___ Provided entries ___

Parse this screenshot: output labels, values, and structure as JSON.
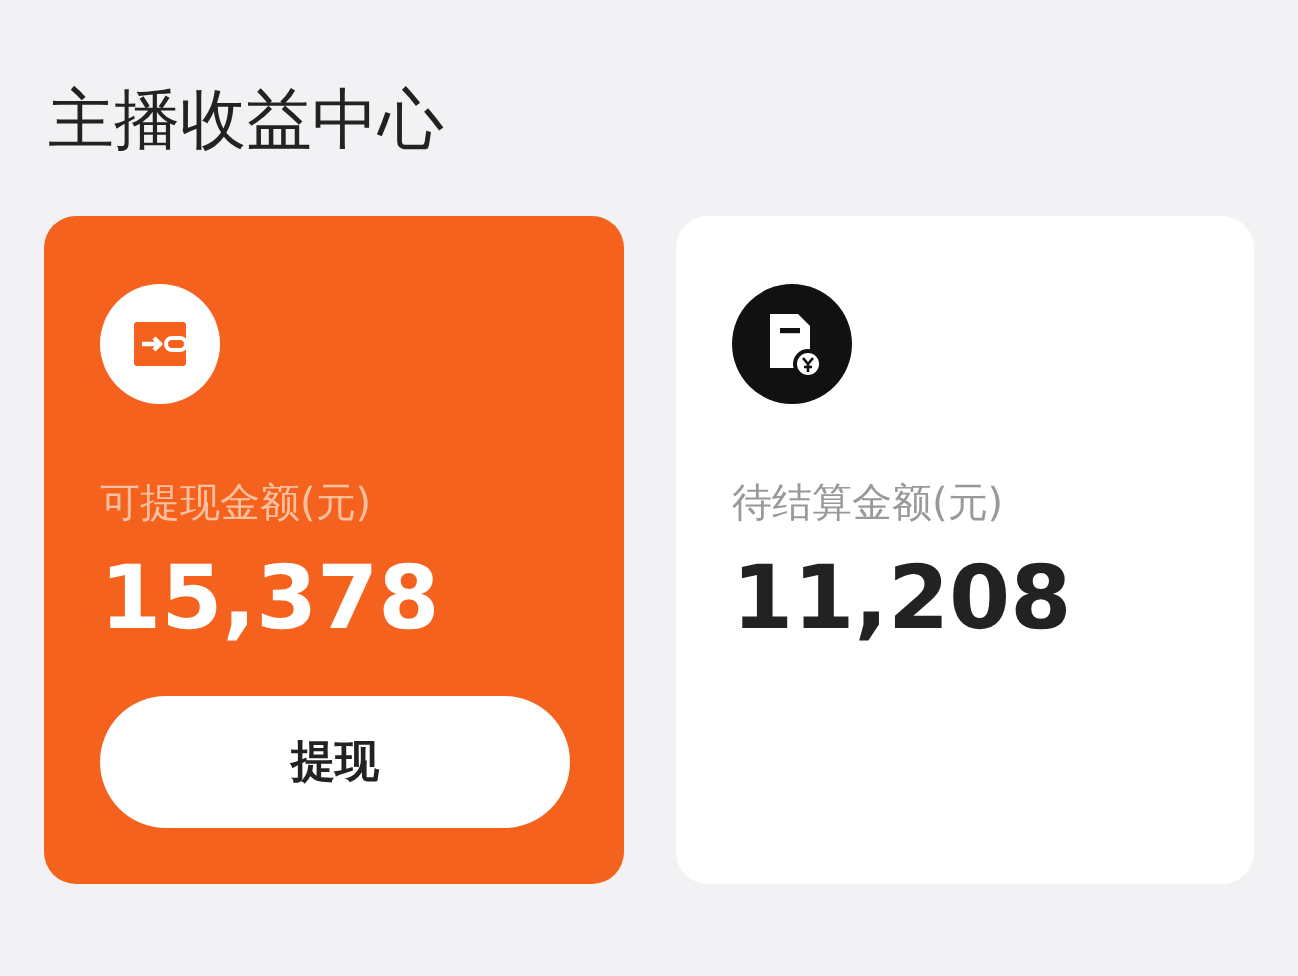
{
  "title": "主播收益中心",
  "cards": [
    {
      "kind": "withdrawable",
      "label": "可提现金额(元)",
      "amount": "15,378",
      "button": "提现"
    },
    {
      "kind": "pending",
      "label": "待结算金额(元)",
      "amount": "11,208"
    }
  ]
}
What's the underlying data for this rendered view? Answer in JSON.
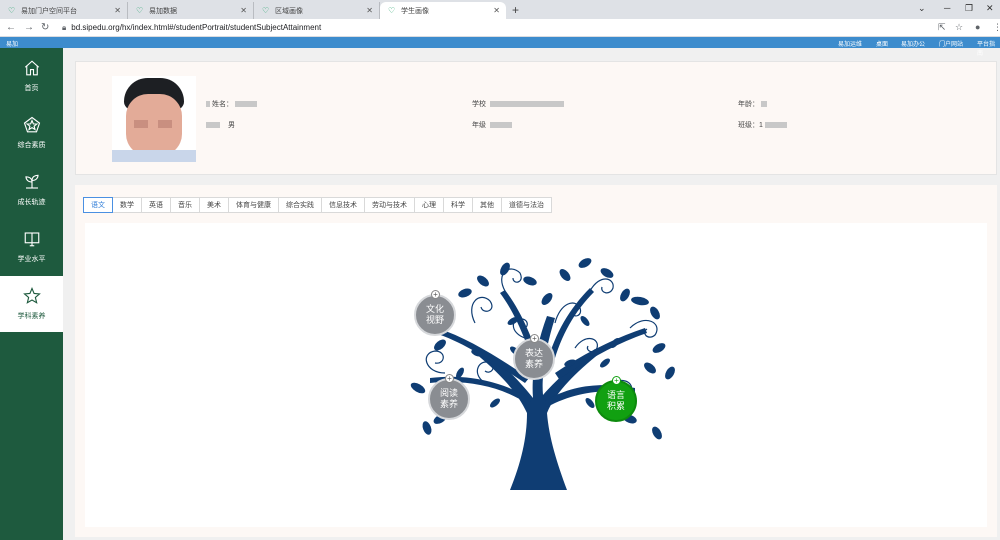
{
  "browser": {
    "tabs": [
      {
        "title": "易加门户空间平台"
      },
      {
        "title": "易加数据"
      },
      {
        "title": "区域画像"
      },
      {
        "title": "学生画像"
      }
    ],
    "url": "bd.sipedu.org/hx/index.html#/studentPortrait/studentSubjectAttainment"
  },
  "topbar": {
    "brand": "易加",
    "menu": [
      "易加运维",
      "桌面",
      "易加办公",
      "门户网站",
      "平台指南"
    ]
  },
  "sidebar": {
    "items": [
      {
        "label": "首页",
        "icon": "home-icon"
      },
      {
        "label": "综合素质",
        "icon": "pentagon-star-icon"
      },
      {
        "label": "成长轨迹",
        "icon": "sprout-icon"
      },
      {
        "label": "学业水平",
        "icon": "book-icon"
      },
      {
        "label": "学科素养",
        "icon": "star-icon"
      }
    ]
  },
  "profile": {
    "name_label": "姓名：",
    "gender_value": "男",
    "school_label": "学校",
    "grade_label": "年级",
    "age_label": "年龄：",
    "class_label": "班级：1"
  },
  "subjects": {
    "tabs": [
      "语文",
      "数学",
      "英语",
      "音乐",
      "美术",
      "体育与健康",
      "综合实践",
      "信息技术",
      "劳动与技术",
      "心理",
      "科学",
      "其他",
      "道德与法治"
    ],
    "active": "语文"
  },
  "tree": {
    "trunk_color": "#0f3d73",
    "nodes": [
      {
        "line1": "文化",
        "line2": "视野",
        "active": false
      },
      {
        "line1": "表达",
        "line2": "素养",
        "active": false
      },
      {
        "line1": "阅读",
        "line2": "素养",
        "active": false
      },
      {
        "line1": "语言",
        "line2": "积累",
        "active": true
      }
    ],
    "active_color": "#11a011"
  }
}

___

* Given exercise *
Lines from the records above that hold "this" are the ones to list.

* Exercise solution *
Parse this screenshot: output labels, values, and structure as JSON.
What's the underlying data for this rendered view? Answer in JSON.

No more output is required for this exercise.